Records about charts and figures
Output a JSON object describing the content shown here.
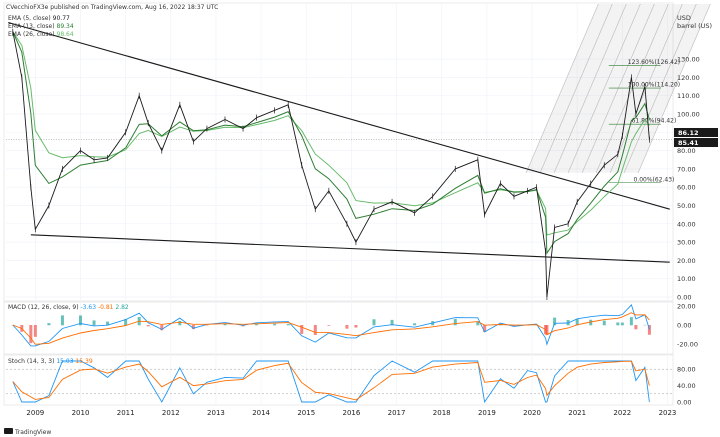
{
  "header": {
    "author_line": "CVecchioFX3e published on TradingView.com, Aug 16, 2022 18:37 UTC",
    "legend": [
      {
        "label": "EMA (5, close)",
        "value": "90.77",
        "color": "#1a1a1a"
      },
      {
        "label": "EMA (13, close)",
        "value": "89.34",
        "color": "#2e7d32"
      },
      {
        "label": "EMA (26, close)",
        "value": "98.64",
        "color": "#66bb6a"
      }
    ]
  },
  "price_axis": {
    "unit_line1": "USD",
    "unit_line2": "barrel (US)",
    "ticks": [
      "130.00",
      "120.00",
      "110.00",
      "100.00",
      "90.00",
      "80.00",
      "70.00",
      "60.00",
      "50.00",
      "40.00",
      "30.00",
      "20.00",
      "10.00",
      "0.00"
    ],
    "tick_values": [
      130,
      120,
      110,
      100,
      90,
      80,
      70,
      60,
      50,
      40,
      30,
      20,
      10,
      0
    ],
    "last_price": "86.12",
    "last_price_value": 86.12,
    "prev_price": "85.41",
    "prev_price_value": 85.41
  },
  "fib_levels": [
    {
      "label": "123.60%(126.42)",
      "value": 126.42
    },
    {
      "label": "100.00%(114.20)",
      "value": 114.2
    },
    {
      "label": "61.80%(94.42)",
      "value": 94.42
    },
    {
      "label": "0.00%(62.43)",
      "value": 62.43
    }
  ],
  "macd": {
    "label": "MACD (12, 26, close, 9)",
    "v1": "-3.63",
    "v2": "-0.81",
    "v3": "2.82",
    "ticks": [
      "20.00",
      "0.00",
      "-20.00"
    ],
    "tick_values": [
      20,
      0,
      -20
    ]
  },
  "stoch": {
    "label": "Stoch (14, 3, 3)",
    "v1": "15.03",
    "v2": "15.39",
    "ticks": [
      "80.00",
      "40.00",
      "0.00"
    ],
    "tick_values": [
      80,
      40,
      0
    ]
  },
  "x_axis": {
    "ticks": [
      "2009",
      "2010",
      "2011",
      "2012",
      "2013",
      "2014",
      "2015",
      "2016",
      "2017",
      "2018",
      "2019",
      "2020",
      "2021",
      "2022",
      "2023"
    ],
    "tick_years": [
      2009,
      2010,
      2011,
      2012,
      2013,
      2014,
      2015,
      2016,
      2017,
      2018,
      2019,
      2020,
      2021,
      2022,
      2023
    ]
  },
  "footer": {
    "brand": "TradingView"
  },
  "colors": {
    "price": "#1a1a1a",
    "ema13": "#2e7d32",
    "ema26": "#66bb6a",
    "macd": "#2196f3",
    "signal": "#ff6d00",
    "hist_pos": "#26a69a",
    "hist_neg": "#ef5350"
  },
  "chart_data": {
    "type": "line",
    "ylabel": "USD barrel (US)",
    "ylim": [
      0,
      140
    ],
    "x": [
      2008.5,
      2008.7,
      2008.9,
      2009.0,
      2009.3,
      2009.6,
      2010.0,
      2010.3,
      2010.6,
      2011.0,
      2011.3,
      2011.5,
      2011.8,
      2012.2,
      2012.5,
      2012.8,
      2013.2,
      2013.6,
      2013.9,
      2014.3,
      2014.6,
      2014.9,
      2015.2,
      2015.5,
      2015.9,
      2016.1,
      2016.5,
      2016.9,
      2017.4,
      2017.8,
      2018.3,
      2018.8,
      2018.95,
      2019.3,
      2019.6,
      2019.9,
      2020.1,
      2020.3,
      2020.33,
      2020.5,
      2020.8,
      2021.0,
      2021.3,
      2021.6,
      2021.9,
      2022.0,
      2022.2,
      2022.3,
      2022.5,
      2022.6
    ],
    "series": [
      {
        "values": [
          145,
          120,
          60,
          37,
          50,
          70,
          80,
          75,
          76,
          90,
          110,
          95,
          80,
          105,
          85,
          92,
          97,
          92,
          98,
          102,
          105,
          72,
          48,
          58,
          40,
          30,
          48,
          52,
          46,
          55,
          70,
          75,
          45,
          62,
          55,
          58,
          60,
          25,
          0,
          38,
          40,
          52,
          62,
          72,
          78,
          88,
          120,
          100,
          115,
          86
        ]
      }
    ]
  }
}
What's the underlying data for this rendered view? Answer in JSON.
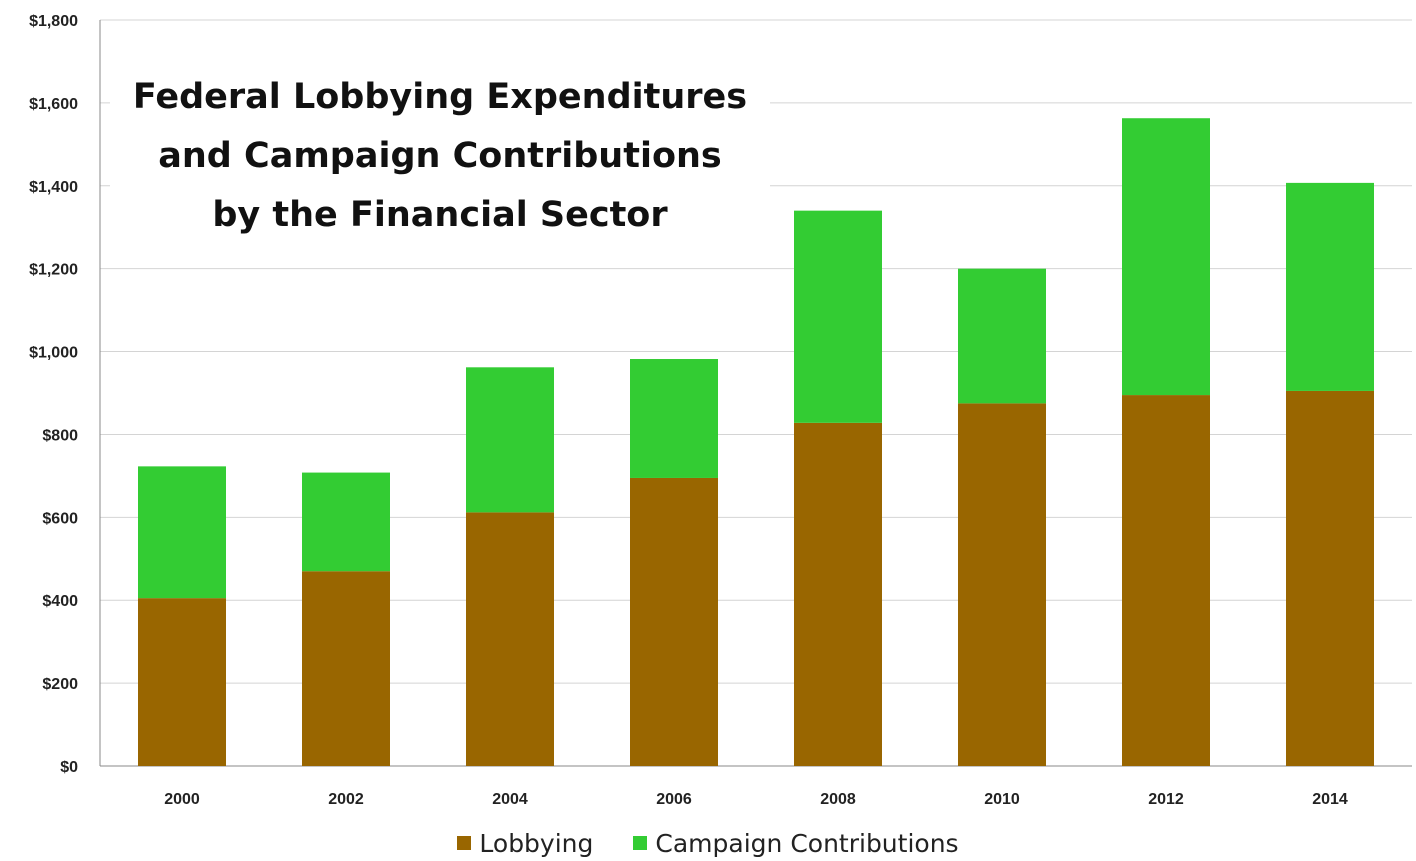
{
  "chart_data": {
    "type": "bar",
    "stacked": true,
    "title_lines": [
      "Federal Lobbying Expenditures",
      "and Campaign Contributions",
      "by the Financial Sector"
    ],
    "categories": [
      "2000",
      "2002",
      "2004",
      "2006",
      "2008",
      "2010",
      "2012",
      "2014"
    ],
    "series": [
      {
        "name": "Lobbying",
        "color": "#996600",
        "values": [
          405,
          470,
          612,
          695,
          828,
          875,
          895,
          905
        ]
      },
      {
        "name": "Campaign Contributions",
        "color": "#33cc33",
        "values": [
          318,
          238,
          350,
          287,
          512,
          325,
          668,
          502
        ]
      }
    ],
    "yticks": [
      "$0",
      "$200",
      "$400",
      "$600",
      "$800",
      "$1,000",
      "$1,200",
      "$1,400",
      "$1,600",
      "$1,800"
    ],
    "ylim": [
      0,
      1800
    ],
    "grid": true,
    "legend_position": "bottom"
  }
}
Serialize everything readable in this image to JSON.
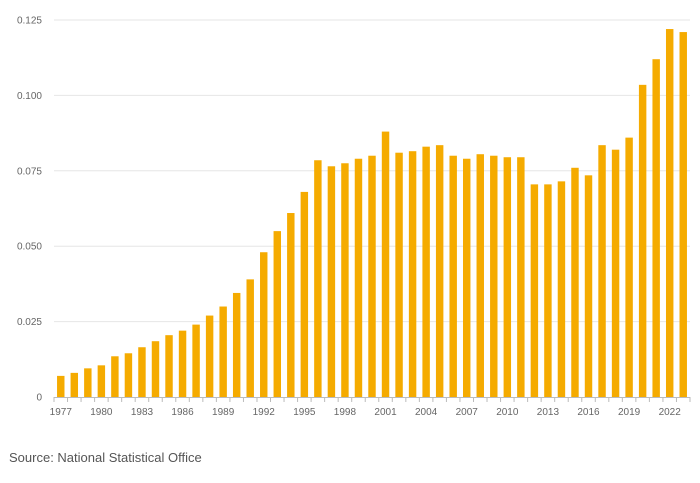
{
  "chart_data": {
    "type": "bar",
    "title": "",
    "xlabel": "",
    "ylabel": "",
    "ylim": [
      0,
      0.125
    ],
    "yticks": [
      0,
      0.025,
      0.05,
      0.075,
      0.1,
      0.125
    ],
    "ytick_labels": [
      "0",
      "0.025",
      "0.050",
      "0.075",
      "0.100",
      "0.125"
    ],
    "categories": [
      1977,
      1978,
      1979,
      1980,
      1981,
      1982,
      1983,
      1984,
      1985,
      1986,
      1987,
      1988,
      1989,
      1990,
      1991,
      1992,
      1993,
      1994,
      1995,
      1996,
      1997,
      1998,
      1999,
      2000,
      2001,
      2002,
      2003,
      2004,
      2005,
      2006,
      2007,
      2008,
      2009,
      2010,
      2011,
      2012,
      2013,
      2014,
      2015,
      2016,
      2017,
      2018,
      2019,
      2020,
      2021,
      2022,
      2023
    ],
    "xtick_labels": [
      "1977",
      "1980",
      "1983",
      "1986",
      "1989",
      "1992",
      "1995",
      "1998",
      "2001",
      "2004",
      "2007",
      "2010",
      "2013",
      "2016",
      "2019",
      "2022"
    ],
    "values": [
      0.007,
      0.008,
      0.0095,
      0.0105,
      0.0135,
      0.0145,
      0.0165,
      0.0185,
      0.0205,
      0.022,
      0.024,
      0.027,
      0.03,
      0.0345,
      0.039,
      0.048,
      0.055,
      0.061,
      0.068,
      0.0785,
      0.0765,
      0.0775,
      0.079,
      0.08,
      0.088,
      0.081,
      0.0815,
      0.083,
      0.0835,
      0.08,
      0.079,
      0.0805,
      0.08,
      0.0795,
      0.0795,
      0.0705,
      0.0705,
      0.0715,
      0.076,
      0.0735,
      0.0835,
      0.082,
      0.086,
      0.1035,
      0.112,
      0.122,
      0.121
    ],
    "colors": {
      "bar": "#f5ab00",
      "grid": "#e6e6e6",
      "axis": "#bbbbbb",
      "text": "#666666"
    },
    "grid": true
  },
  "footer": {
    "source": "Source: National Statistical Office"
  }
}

- [Required task] Reproduce the material above verbatim; omit every picture.

- [Expected answer]
Output a JSON object describing the content shown here.
{
  "header": {
    "author_line": "CVecchioFX3e published on TradingView.com, Aug 16, 2022 18:37 UTC",
    "legend": [
      {
        "label": "EMA (5, close)",
        "value": "90.77",
        "color": "#1a1a1a"
      },
      {
        "label": "EMA (13, close)",
        "value": "89.34",
        "color": "#2e7d32"
      },
      {
        "label": "EMA (26, close)",
        "value": "98.64",
        "color": "#66bb6a"
      }
    ]
  },
  "price_axis": {
    "unit_line1": "USD",
    "unit_line2": "barrel (US)",
    "ticks": [
      "130.00",
      "120.00",
      "110.00",
      "100.00",
      "90.00",
      "80.00",
      "70.00",
      "60.00",
      "50.00",
      "40.00",
      "30.00",
      "20.00",
      "10.00",
      "0.00"
    ],
    "tick_values": [
      130,
      120,
      110,
      100,
      90,
      80,
      70,
      60,
      50,
      40,
      30,
      20,
      10,
      0
    ],
    "last_price": "86.12",
    "last_price_value": 86.12,
    "prev_price": "85.41",
    "prev_price_value": 85.41
  },
  "fib_levels": [
    {
      "label": "123.60%(126.42)",
      "value": 126.42
    },
    {
      "label": "100.00%(114.20)",
      "value": 114.2
    },
    {
      "label": "61.80%(94.42)",
      "value": 94.42
    },
    {
      "label": "0.00%(62.43)",
      "value": 62.43
    }
  ],
  "macd": {
    "label": "MACD (12, 26, close, 9)",
    "v1": "-3.63",
    "v2": "-0.81",
    "v3": "2.82",
    "ticks": [
      "20.00",
      "0.00",
      "-20.00"
    ],
    "tick_values": [
      20,
      0,
      -20
    ]
  },
  "stoch": {
    "label": "Stoch (14, 3, 3)",
    "v1": "15.03",
    "v2": "15.39",
    "ticks": [
      "80.00",
      "40.00",
      "0.00"
    ],
    "tick_values": [
      80,
      40,
      0
    ]
  },
  "x_axis": {
    "ticks": [
      "2009",
      "2010",
      "2011",
      "2012",
      "2013",
      "2014",
      "2015",
      "2016",
      "2017",
      "2018",
      "2019",
      "2020",
      "2021",
      "2022",
      "2023"
    ],
    "tick_years": [
      2009,
      2010,
      2011,
      2012,
      2013,
      2014,
      2015,
      2016,
      2017,
      2018,
      2019,
      2020,
      2021,
      2022,
      2023
    ]
  },
  "footer": {
    "brand": "TradingView"
  },
  "colors": {
    "price": "#1a1a1a",
    "ema13": "#2e7d32",
    "ema26": "#66bb6a",
    "macd": "#2196f3",
    "signal": "#ff6d00",
    "hist_pos": "#26a69a",
    "hist_neg": "#ef5350"
  },
  "chart_data": {
    "type": "line",
    "ylabel": "USD barrel (US)",
    "ylim": [
      0,
      140
    ],
    "x": [
      2008.5,
      2008.7,
      2008.9,
      2009.0,
      2009.3,
      2009.6,
      2010.0,
      2010.3,
      2010.6,
      2011.0,
      2011.3,
      2011.5,
      2011.8,
      2012.2,
      2012.5,
      2012.8,
      2013.2,
      2013.6,
      2013.9,
      2014.3,
      2014.6,
      2014.9,
      2015.2,
      2015.5,
      2015.9,
      2016.1,
      2016.5,
      2016.9,
      2017.4,
      2017.8,
      2018.3,
      2018.8,
      2018.95,
      2019.3,
      2019.6,
      2019.9,
      2020.1,
      2020.3,
      2020.33,
      2020.5,
      2020.8,
      2021.0,
      2021.3,
      2021.6,
      2021.9,
      2022.0,
      2022.2,
      2022.3,
      2022.5,
      2022.6
    ],
    "series": [
      {
        "values": [
          145,
          120,
          60,
          37,
          50,
          70,
          80,
          75,
          76,
          90,
          110,
          95,
          80,
          105,
          85,
          92,
          97,
          92,
          98,
          102,
          105,
          72,
          48,
          58,
          40,
          30,
          48,
          52,
          46,
          55,
          70,
          75,
          45,
          62,
          55,
          58,
          60,
          25,
          0,
          38,
          40,
          52,
          62,
          72,
          78,
          88,
          120,
          100,
          115,
          86
        ]
      }
    ]
  }
}
What's the underlying data for this rendered view? Answer in JSON.
{
  "chart_data": {
    "type": "bar",
    "stacked": true,
    "title_lines": [
      "Federal Lobbying Expenditures",
      "and Campaign Contributions",
      "by the Financial Sector"
    ],
    "categories": [
      "2000",
      "2002",
      "2004",
      "2006",
      "2008",
      "2010",
      "2012",
      "2014"
    ],
    "series": [
      {
        "name": "Lobbying",
        "color": "#996600",
        "values": [
          405,
          470,
          612,
          695,
          828,
          875,
          895,
          905
        ]
      },
      {
        "name": "Campaign Contributions",
        "color": "#33cc33",
        "values": [
          318,
          238,
          350,
          287,
          512,
          325,
          668,
          502
        ]
      }
    ],
    "yticks": [
      "$0",
      "$200",
      "$400",
      "$600",
      "$800",
      "$1,000",
      "$1,200",
      "$1,400",
      "$1,600",
      "$1,800"
    ],
    "ylim": [
      0,
      1800
    ],
    "grid": true,
    "legend_position": "bottom"
  }
}
Serialize everything readable in this image to JSON.
{
  "chart_data": {
    "type": "bar",
    "title": "",
    "xlabel": "",
    "ylabel": "",
    "ylim": [
      0,
      0.125
    ],
    "yticks": [
      0,
      0.025,
      0.05,
      0.075,
      0.1,
      0.125
    ],
    "ytick_labels": [
      "0",
      "0.025",
      "0.050",
      "0.075",
      "0.100",
      "0.125"
    ],
    "categories": [
      1977,
      1978,
      1979,
      1980,
      1981,
      1982,
      1983,
      1984,
      1985,
      1986,
      1987,
      1988,
      1989,
      1990,
      1991,
      1992,
      1993,
      1994,
      1995,
      1996,
      1997,
      1998,
      1999,
      2000,
      2001,
      2002,
      2003,
      2004,
      2005,
      2006,
      2007,
      2008,
      2009,
      2010,
      2011,
      2012,
      2013,
      2014,
      2015,
      2016,
      2017,
      2018,
      2019,
      2020,
      2021,
      2022,
      2023
    ],
    "xtick_labels": [
      "1977",
      "1980",
      "1983",
      "1986",
      "1989",
      "1992",
      "1995",
      "1998",
      "2001",
      "2004",
      "2007",
      "2010",
      "2013",
      "2016",
      "2019",
      "2022"
    ],
    "values": [
      0.007,
      0.008,
      0.0095,
      0.0105,
      0.0135,
      0.0145,
      0.0165,
      0.0185,
      0.0205,
      0.022,
      0.024,
      0.027,
      0.03,
      0.0345,
      0.039,
      0.048,
      0.055,
      0.061,
      0.068,
      0.0785,
      0.0765,
      0.0775,
      0.079,
      0.08,
      0.088,
      0.081,
      0.0815,
      0.083,
      0.0835,
      0.08,
      0.079,
      0.0805,
      0.08,
      0.0795,
      0.0795,
      0.0705,
      0.0705,
      0.0715,
      0.076,
      0.0735,
      0.0835,
      0.082,
      0.086,
      0.1035,
      0.112,
      0.122,
      0.121
    ],
    "colors": {
      "bar": "#f5ab00",
      "grid": "#e6e6e6",
      "axis": "#bbbbbb",
      "text": "#666666"
    },
    "grid": true
  },
  "footer": {
    "source": "Source: National Statistical Office"
  }
}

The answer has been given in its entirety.